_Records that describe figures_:

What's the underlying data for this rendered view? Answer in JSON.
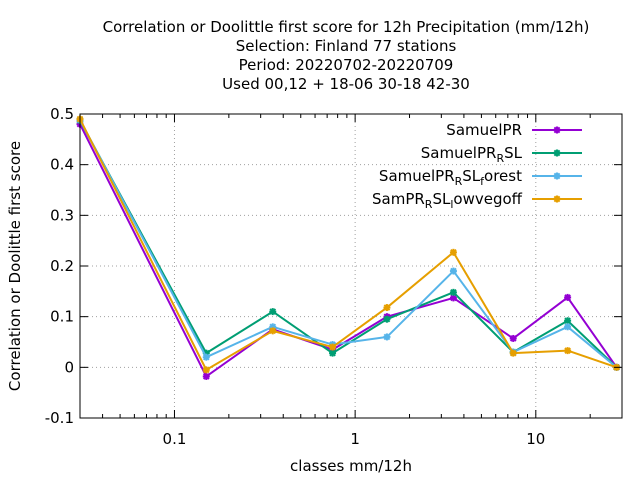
{
  "chart_data": {
    "type": "line",
    "title_lines": [
      "Correlation or Doolittle first score  for 12h Precipitation (mm/12h)",
      "Selection: Finland     77 stations",
      "Period: 20220702-20220709",
      "Used  00,12  + 18-06 30-18 42-30"
    ],
    "xlabel": "classes mm/12h",
    "ylabel": "Correlation or Doolittle first score",
    "x_scale": "log",
    "xlim": [
      0.03,
      30
    ],
    "ylim": [
      -0.1,
      0.5
    ],
    "x_ticks": [
      {
        "value": 0.1,
        "label": "0.1"
      },
      {
        "value": 1,
        "label": "1"
      },
      {
        "value": 10,
        "label": "10"
      }
    ],
    "y_ticks": [
      {
        "value": -0.1,
        "label": "-0.1"
      },
      {
        "value": 0,
        "label": "0"
      },
      {
        "value": 0.1,
        "label": "0.1"
      },
      {
        "value": 0.2,
        "label": "0.2"
      },
      {
        "value": 0.3,
        "label": "0.3"
      },
      {
        "value": 0.4,
        "label": "0.4"
      },
      {
        "value": 0.5,
        "label": "0.5"
      }
    ],
    "grid": true,
    "legend_position": "top-right",
    "x": [
      0.03,
      0.15,
      0.35,
      0.75,
      1.5,
      3.5,
      7.5,
      15,
      28
    ],
    "series": [
      {
        "name": "SamuelPR",
        "legend_parts": [
          {
            "t": "SamuelPR",
            "sub": false
          }
        ],
        "color": "#9400d3",
        "values": [
          0.48,
          -0.018,
          0.075,
          0.035,
          0.1,
          0.137,
          0.057,
          0.138,
          0.0
        ]
      },
      {
        "name": "SamuelPR_RSL",
        "legend_parts": [
          {
            "t": "SamuelPR",
            "sub": false
          },
          {
            "t": "R",
            "sub": true
          },
          {
            "t": "SL",
            "sub": false
          }
        ],
        "color": "#009e73",
        "values": [
          0.487,
          0.028,
          0.11,
          0.028,
          0.095,
          0.148,
          0.03,
          0.092,
          0.0
        ]
      },
      {
        "name": "SamuelPR_RSL_forest",
        "legend_parts": [
          {
            "t": "SamuelPR",
            "sub": false
          },
          {
            "t": "R",
            "sub": true
          },
          {
            "t": "SL",
            "sub": false
          },
          {
            "t": "f",
            "sub": true
          },
          {
            "t": "orest",
            "sub": false
          }
        ],
        "color": "#56b4e9",
        "values": [
          0.488,
          0.02,
          0.08,
          0.045,
          0.06,
          0.19,
          0.03,
          0.08,
          0.0
        ]
      },
      {
        "name": "SamPR_RSL_lowvegoff",
        "legend_parts": [
          {
            "t": "SamPR",
            "sub": false
          },
          {
            "t": "R",
            "sub": true
          },
          {
            "t": "SL",
            "sub": false
          },
          {
            "t": "l",
            "sub": true
          },
          {
            "t": "owvegoff",
            "sub": false
          }
        ],
        "color": "#e69f00",
        "values": [
          0.49,
          -0.005,
          0.072,
          0.04,
          0.118,
          0.227,
          0.028,
          0.033,
          0.0
        ]
      }
    ]
  }
}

_REQUEST_: All of the material above should be reproduced exactly, except the pictures.

_SOLVED PROBLEM_:
What's the underlying data for this rendered view? Answer in JSON.
{
  "chart_data": {
    "type": "line",
    "title_lines": [
      "Correlation or Doolittle first score  for 12h Precipitation (mm/12h)",
      "Selection: Finland     77 stations",
      "Period: 20220702-20220709",
      "Used  00,12  + 18-06 30-18 42-30"
    ],
    "xlabel": "classes mm/12h",
    "ylabel": "Correlation or Doolittle first score",
    "x_scale": "log",
    "xlim": [
      0.03,
      30
    ],
    "ylim": [
      -0.1,
      0.5
    ],
    "x_ticks": [
      {
        "value": 0.1,
        "label": "0.1"
      },
      {
        "value": 1,
        "label": "1"
      },
      {
        "value": 10,
        "label": "10"
      }
    ],
    "y_ticks": [
      {
        "value": -0.1,
        "label": "-0.1"
      },
      {
        "value": 0,
        "label": "0"
      },
      {
        "value": 0.1,
        "label": "0.1"
      },
      {
        "value": 0.2,
        "label": "0.2"
      },
      {
        "value": 0.3,
        "label": "0.3"
      },
      {
        "value": 0.4,
        "label": "0.4"
      },
      {
        "value": 0.5,
        "label": "0.5"
      }
    ],
    "grid": true,
    "legend_position": "top-right",
    "x": [
      0.03,
      0.15,
      0.35,
      0.75,
      1.5,
      3.5,
      7.5,
      15,
      28
    ],
    "series": [
      {
        "name": "SamuelPR",
        "legend_parts": [
          {
            "t": "SamuelPR",
            "sub": false
          }
        ],
        "color": "#9400d3",
        "values": [
          0.48,
          -0.018,
          0.075,
          0.035,
          0.1,
          0.137,
          0.057,
          0.138,
          0.0
        ]
      },
      {
        "name": "SamuelPR_RSL",
        "legend_parts": [
          {
            "t": "SamuelPR",
            "sub": false
          },
          {
            "t": "R",
            "sub": true
          },
          {
            "t": "SL",
            "sub": false
          }
        ],
        "color": "#009e73",
        "values": [
          0.487,
          0.028,
          0.11,
          0.028,
          0.095,
          0.148,
          0.03,
          0.092,
          0.0
        ]
      },
      {
        "name": "SamuelPR_RSL_forest",
        "legend_parts": [
          {
            "t": "SamuelPR",
            "sub": false
          },
          {
            "t": "R",
            "sub": true
          },
          {
            "t": "SL",
            "sub": false
          },
          {
            "t": "f",
            "sub": true
          },
          {
            "t": "orest",
            "sub": false
          }
        ],
        "color": "#56b4e9",
        "values": [
          0.488,
          0.02,
          0.08,
          0.045,
          0.06,
          0.19,
          0.03,
          0.08,
          0.0
        ]
      },
      {
        "name": "SamPR_RSL_lowvegoff",
        "legend_parts": [
          {
            "t": "SamPR",
            "sub": false
          },
          {
            "t": "R",
            "sub": true
          },
          {
            "t": "SL",
            "sub": false
          },
          {
            "t": "l",
            "sub": true
          },
          {
            "t": "owvegoff",
            "sub": false
          }
        ],
        "color": "#e69f00",
        "values": [
          0.49,
          -0.005,
          0.072,
          0.04,
          0.118,
          0.227,
          0.028,
          0.033,
          0.0
        ]
      }
    ]
  }
}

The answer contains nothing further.